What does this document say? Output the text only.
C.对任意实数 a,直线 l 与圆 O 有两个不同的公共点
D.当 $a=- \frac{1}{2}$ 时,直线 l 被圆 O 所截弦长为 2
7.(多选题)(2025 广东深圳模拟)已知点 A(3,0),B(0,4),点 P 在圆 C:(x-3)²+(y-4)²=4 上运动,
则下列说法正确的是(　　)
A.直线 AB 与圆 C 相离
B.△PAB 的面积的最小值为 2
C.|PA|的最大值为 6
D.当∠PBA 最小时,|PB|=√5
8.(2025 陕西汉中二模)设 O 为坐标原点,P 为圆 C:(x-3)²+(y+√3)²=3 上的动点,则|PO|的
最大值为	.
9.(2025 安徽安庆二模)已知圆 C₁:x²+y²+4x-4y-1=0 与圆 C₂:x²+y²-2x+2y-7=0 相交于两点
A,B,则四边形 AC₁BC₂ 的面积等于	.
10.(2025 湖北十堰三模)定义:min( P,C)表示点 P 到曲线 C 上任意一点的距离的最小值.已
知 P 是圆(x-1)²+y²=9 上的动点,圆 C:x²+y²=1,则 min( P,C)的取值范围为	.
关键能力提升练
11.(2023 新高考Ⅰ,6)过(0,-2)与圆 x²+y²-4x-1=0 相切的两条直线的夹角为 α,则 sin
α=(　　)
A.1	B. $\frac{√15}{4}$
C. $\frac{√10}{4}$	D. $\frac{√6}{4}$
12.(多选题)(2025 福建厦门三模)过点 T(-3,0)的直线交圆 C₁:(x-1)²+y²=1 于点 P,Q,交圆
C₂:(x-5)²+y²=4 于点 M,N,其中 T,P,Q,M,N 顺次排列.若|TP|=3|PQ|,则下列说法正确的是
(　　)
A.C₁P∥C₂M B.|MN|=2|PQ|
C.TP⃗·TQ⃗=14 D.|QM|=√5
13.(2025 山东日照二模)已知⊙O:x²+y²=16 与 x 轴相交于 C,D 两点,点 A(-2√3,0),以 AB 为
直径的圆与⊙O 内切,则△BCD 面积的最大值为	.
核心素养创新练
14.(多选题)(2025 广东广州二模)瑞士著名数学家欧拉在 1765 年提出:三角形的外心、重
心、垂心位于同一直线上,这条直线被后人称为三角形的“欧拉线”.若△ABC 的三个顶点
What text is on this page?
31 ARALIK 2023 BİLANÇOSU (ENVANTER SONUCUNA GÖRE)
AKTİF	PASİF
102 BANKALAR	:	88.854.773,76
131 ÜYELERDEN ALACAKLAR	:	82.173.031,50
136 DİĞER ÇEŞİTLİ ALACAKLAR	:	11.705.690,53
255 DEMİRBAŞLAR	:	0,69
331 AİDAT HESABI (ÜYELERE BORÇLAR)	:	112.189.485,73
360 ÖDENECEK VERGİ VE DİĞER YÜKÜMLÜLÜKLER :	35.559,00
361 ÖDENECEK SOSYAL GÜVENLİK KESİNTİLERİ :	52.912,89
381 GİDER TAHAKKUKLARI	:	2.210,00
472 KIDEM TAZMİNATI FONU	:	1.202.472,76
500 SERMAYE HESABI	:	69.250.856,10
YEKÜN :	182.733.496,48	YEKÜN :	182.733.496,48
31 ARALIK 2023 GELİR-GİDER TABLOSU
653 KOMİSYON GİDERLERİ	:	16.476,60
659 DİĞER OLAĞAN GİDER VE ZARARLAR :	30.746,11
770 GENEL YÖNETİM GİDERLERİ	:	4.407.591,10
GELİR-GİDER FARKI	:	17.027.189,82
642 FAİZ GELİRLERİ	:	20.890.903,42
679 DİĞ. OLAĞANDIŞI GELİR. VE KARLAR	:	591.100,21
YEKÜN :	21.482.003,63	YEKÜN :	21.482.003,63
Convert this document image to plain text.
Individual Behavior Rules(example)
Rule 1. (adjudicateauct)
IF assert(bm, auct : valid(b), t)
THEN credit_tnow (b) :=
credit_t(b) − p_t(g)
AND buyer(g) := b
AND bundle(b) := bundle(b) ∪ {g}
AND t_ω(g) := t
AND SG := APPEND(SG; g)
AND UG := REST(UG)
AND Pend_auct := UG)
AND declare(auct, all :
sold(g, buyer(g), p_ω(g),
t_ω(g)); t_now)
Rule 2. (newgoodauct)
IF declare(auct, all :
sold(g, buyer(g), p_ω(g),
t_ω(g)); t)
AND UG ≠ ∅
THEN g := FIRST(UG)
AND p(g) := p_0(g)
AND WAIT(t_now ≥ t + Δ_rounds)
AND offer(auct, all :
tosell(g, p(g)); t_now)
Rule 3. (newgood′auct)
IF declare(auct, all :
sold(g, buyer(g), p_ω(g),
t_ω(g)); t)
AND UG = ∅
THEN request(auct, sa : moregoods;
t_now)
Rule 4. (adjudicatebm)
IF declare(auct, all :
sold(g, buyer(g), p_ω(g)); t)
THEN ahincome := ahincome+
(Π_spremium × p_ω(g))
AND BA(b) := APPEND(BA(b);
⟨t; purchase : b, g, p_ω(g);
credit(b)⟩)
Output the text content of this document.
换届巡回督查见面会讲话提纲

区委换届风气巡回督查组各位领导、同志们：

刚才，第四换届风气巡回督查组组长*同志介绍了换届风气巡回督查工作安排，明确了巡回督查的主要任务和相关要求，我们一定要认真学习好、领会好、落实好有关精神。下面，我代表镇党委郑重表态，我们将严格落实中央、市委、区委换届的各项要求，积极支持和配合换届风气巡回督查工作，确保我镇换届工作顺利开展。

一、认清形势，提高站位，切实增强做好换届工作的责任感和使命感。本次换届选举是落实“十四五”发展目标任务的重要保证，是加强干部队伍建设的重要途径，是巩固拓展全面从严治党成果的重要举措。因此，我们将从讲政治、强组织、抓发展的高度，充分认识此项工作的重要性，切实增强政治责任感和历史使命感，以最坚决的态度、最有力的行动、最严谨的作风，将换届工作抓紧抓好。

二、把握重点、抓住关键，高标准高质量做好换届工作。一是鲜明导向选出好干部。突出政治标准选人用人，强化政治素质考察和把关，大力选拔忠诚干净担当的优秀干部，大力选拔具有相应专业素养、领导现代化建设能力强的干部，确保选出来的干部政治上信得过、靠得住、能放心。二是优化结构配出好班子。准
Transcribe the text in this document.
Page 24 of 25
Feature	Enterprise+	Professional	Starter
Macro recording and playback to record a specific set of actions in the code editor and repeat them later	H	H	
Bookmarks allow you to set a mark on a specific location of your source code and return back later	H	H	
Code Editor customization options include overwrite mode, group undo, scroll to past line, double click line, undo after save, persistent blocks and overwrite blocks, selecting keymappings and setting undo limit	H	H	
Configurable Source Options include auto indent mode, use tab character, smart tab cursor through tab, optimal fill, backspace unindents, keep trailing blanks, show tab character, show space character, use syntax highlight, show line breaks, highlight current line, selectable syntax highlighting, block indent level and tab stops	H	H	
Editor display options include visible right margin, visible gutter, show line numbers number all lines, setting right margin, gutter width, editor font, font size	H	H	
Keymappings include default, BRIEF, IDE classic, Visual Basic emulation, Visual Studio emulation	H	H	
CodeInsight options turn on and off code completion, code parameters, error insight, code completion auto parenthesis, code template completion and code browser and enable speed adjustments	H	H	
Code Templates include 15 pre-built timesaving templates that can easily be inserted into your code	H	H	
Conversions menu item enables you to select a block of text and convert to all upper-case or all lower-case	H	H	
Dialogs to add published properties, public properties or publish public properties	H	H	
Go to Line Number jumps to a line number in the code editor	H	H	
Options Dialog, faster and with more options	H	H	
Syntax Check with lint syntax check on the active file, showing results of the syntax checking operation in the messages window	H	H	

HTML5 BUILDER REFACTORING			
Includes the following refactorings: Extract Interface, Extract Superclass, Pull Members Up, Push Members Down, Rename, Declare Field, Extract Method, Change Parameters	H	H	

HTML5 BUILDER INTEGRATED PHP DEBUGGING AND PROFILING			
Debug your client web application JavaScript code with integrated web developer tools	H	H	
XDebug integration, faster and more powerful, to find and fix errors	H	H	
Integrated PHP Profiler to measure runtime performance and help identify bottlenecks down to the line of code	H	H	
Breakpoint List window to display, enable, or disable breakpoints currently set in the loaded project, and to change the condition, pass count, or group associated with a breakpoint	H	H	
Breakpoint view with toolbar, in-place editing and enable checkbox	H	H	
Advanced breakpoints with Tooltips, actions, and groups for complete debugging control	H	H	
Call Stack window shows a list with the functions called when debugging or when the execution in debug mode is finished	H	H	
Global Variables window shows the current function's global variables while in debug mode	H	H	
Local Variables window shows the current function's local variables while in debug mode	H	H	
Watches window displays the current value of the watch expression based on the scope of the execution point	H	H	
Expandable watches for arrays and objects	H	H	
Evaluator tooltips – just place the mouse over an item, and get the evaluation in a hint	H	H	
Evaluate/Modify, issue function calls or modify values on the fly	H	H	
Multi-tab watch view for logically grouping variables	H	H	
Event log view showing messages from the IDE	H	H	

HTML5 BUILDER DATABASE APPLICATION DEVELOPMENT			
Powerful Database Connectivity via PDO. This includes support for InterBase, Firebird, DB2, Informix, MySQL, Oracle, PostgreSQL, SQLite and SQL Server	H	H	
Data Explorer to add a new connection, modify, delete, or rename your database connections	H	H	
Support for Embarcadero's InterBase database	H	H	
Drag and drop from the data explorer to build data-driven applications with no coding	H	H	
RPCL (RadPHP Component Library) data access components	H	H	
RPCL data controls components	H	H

----------------------------------------

-- WHAT TO WORK ON --
Look above for lines with the word "number" and copy them all.

-- ANSWER FOR THIS EXERCISE --
Editor display options include visible right margin, visible gutter, show line numbers number all lines, setting right margin, gutter width, editor font, font size	H	H	
Go to Line Number jumps to a line number in the code editor	H	H	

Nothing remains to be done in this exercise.